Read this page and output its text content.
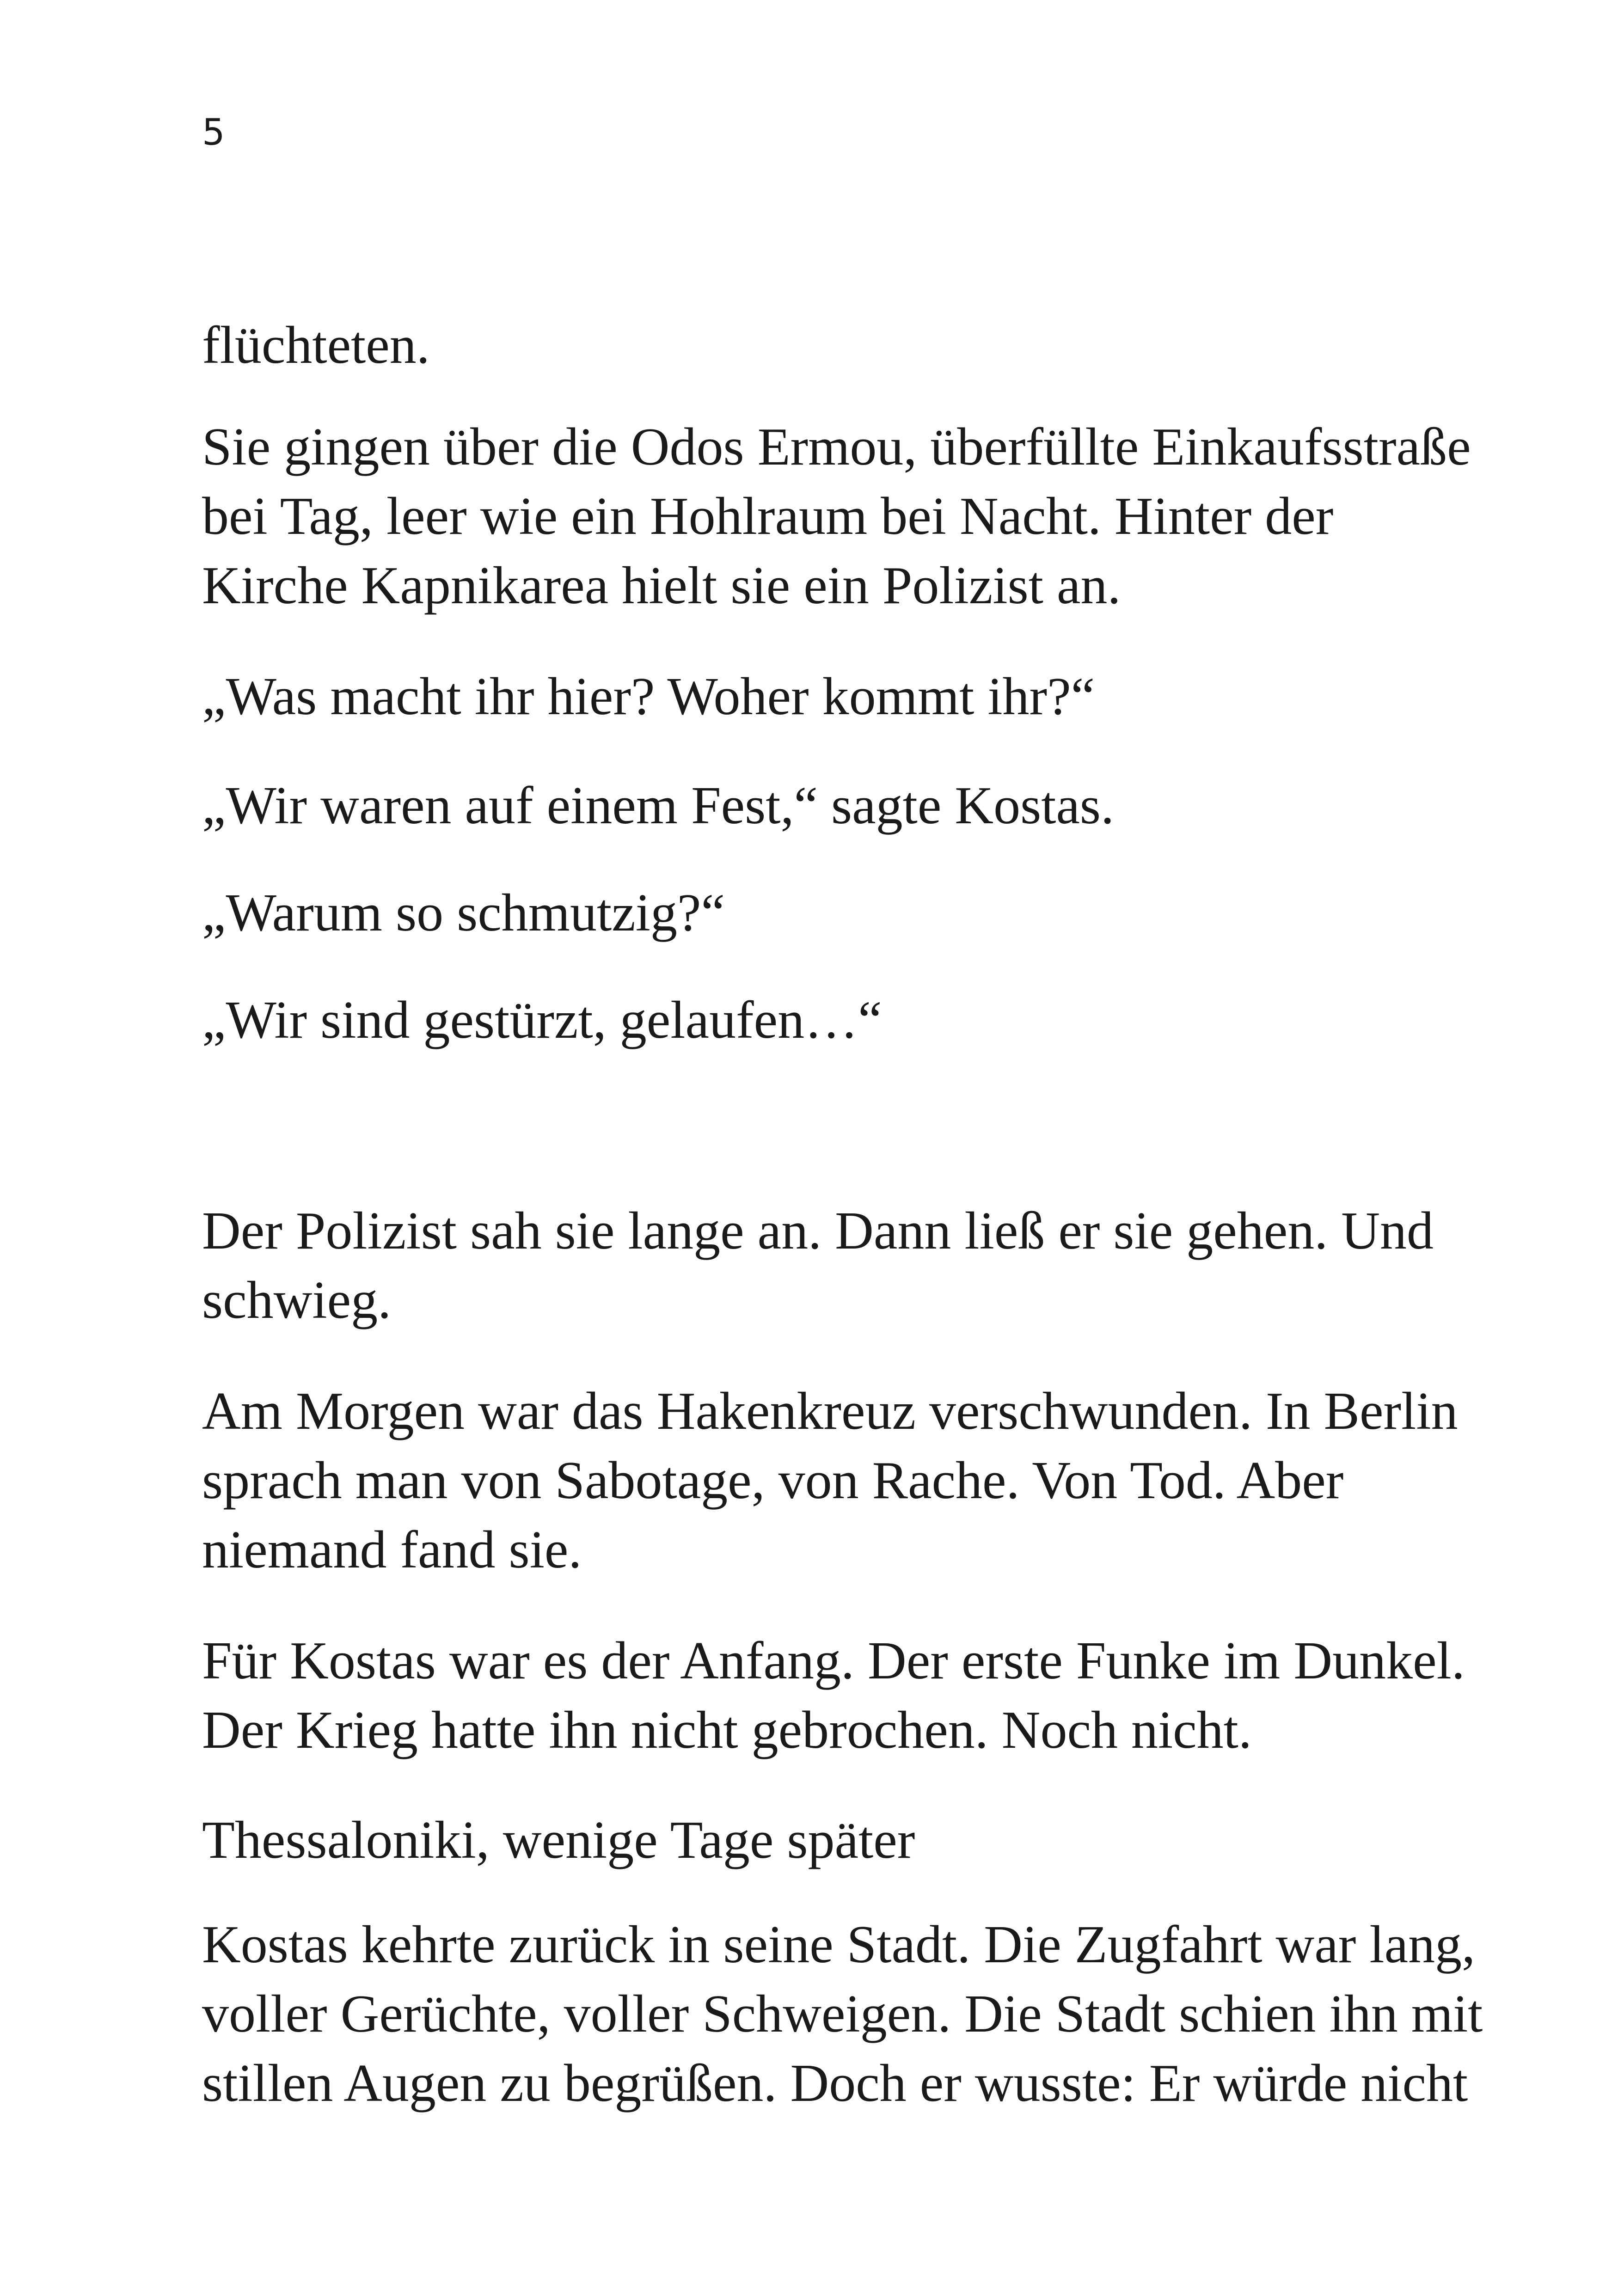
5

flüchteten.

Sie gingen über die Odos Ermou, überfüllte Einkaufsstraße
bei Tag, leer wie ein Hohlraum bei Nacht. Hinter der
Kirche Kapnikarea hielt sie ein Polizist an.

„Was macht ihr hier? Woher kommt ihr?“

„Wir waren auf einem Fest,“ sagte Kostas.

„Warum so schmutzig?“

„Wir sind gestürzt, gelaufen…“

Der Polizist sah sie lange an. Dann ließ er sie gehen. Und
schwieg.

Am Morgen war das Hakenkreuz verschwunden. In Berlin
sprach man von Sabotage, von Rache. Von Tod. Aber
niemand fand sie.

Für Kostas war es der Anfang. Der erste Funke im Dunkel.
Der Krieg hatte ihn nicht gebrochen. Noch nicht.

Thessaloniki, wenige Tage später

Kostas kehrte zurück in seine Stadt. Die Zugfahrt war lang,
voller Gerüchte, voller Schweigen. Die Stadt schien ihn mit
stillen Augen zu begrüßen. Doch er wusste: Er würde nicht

──────────

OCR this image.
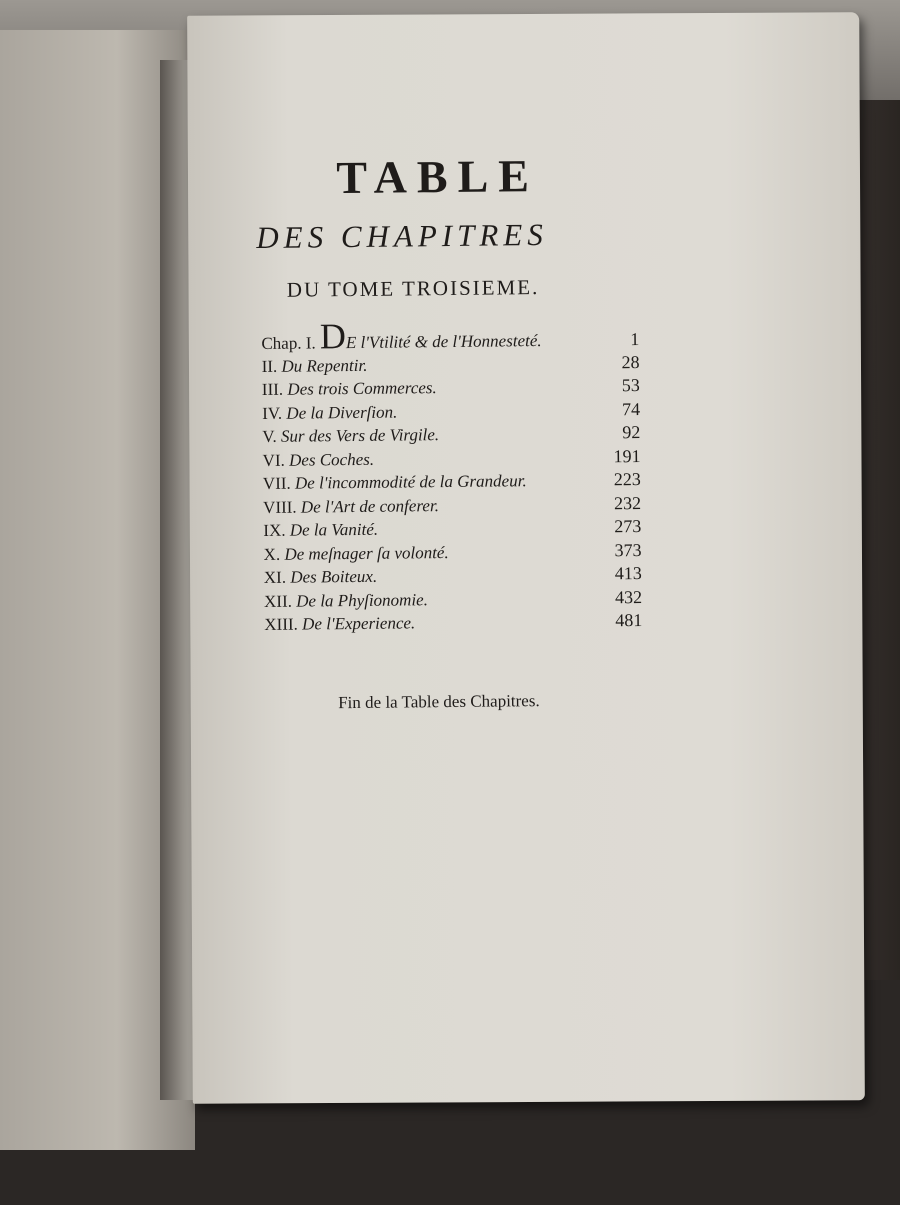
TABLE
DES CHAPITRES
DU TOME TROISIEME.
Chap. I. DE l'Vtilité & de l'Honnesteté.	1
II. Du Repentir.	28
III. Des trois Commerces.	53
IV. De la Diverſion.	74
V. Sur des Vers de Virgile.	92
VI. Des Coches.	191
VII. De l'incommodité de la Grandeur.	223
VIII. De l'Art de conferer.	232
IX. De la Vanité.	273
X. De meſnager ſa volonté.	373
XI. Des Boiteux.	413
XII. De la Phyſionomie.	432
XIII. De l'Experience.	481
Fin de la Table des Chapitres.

──────────

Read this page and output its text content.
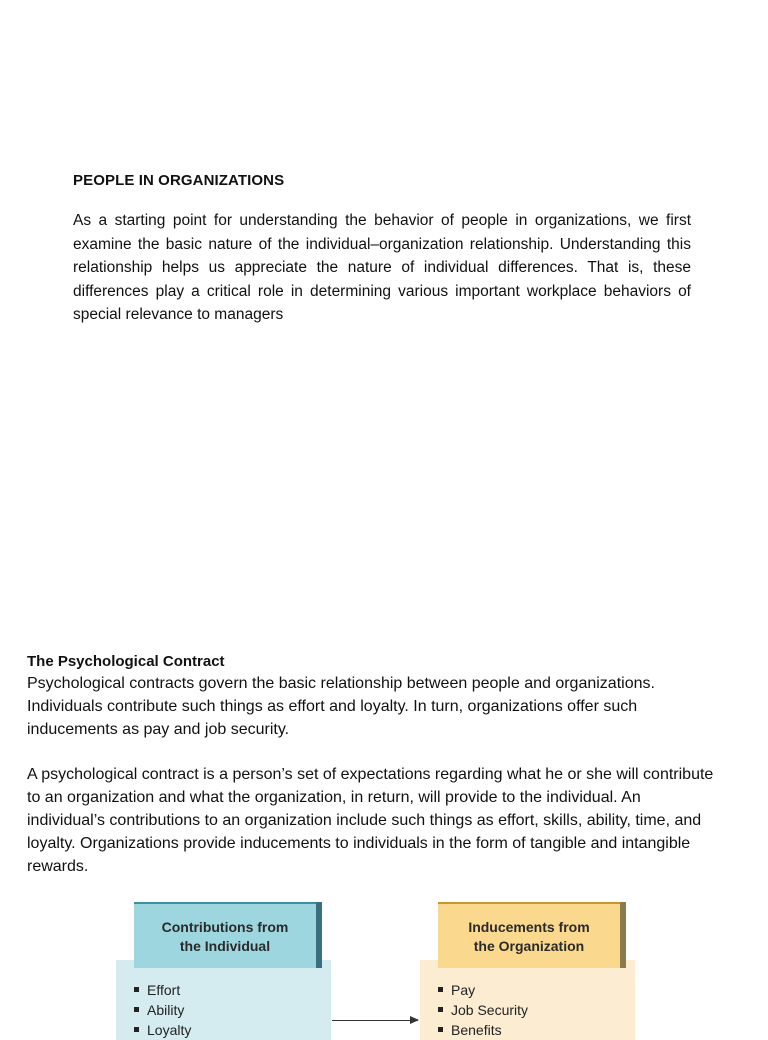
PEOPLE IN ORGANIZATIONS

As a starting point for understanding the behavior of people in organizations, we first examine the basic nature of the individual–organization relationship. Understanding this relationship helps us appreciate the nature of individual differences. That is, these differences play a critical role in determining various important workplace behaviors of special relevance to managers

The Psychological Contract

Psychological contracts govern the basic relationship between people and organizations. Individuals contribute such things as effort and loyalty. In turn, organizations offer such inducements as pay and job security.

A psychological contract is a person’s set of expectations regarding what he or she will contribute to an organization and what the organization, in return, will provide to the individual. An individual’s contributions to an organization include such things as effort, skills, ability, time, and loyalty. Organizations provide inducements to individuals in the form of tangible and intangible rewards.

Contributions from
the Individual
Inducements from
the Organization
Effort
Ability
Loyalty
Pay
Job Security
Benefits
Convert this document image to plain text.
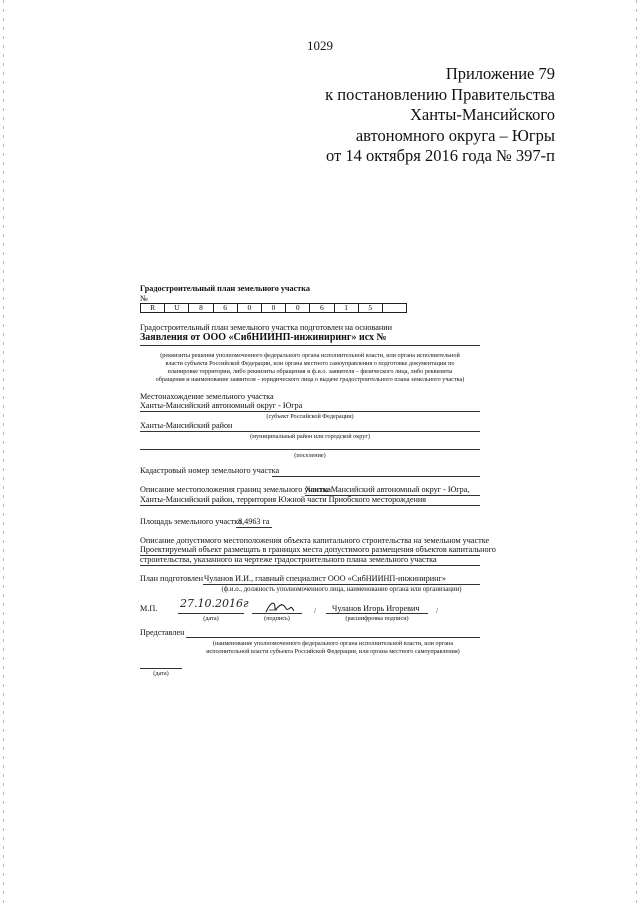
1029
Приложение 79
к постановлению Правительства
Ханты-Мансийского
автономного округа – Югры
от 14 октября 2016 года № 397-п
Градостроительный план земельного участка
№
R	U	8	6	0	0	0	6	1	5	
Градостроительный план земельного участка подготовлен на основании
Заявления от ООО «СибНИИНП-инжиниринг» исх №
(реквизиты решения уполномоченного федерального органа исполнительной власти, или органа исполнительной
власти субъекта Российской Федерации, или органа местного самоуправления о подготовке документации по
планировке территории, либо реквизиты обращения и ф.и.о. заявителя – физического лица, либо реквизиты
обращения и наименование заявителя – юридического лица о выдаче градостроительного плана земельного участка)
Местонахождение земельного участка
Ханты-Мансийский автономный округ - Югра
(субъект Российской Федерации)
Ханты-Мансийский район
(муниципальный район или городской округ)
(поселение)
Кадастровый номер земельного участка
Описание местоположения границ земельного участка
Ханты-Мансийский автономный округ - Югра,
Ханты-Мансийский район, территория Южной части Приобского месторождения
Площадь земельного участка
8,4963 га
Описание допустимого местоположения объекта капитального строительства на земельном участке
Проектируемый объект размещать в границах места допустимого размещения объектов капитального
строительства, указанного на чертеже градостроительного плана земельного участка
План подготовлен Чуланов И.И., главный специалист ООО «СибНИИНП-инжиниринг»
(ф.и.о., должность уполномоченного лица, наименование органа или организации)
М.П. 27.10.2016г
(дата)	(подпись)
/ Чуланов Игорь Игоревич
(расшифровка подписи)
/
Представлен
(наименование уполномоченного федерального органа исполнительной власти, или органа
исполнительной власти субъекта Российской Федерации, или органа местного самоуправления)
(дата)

──────────

§ Stated exercise
All lines that include "basic" are to be gathered and copied.

§ Written solution
As a starting point for understanding the behavior of people in organizations, we first examine the basic nature of the individual–organization relationship. Understanding this relationship helps us appreciate the nature of individual differences. That is, these differences play a critical role in determining various important workplace behaviors of special relevance to managers
Psychological contracts govern the basic relationship between people and organizations. Individuals contribute such things as effort and loyalty. In turn, organizations offer such inducements as pay and job security.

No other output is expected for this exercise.